[Data entries]
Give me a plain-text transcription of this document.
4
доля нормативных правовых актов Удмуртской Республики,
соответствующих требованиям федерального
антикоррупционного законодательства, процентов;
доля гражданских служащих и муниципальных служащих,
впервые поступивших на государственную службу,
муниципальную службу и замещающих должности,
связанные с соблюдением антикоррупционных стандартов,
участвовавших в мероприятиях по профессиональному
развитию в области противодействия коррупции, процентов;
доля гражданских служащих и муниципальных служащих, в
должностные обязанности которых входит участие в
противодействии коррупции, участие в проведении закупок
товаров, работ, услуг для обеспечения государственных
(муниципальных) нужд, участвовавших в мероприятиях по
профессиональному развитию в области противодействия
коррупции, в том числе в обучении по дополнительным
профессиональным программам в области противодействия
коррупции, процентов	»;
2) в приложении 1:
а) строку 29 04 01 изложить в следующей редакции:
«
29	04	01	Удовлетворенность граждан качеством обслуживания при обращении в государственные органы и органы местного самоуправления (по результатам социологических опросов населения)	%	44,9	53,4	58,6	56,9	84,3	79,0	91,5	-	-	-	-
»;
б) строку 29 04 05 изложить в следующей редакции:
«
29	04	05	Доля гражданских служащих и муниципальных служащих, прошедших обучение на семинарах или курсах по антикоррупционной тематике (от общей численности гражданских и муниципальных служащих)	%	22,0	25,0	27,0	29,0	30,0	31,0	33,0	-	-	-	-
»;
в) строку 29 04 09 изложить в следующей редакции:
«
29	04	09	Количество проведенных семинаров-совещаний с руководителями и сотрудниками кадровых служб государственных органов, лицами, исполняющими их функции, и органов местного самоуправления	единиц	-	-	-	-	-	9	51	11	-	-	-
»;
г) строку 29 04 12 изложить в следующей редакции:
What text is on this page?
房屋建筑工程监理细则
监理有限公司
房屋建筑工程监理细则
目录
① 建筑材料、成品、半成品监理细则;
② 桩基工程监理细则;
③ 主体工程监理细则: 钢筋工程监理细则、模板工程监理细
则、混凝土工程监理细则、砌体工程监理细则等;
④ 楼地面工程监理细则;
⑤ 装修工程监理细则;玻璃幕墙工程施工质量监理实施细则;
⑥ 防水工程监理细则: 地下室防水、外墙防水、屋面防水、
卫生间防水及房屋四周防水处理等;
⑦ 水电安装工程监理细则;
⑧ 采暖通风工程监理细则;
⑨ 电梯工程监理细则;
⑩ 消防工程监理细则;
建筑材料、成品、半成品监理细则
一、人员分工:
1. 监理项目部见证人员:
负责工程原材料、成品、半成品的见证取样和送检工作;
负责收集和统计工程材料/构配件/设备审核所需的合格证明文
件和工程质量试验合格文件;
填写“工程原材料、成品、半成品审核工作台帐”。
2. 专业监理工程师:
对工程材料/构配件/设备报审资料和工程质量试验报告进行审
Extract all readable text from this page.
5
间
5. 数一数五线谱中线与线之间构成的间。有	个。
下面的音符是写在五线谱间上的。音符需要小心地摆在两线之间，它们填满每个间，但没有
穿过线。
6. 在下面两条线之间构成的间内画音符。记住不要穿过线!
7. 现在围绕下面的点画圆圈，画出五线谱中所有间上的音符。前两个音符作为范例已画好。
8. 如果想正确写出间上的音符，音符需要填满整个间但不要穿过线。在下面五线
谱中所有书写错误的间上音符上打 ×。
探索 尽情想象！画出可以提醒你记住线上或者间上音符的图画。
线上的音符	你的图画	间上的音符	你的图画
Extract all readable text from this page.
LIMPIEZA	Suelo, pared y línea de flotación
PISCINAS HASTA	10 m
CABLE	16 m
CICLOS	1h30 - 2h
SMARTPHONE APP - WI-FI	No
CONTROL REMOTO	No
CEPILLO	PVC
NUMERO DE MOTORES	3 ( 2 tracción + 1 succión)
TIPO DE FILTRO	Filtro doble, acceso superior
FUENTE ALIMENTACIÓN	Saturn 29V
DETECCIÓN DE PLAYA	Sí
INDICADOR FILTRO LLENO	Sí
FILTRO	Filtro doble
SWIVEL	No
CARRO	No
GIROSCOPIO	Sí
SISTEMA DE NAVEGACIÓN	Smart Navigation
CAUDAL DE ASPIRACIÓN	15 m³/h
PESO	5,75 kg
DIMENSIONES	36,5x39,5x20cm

YOUR INSTRUCTIONS -
Count each line with "следующей" in it and report that figure by itself.

EXERCISE RESULT -
4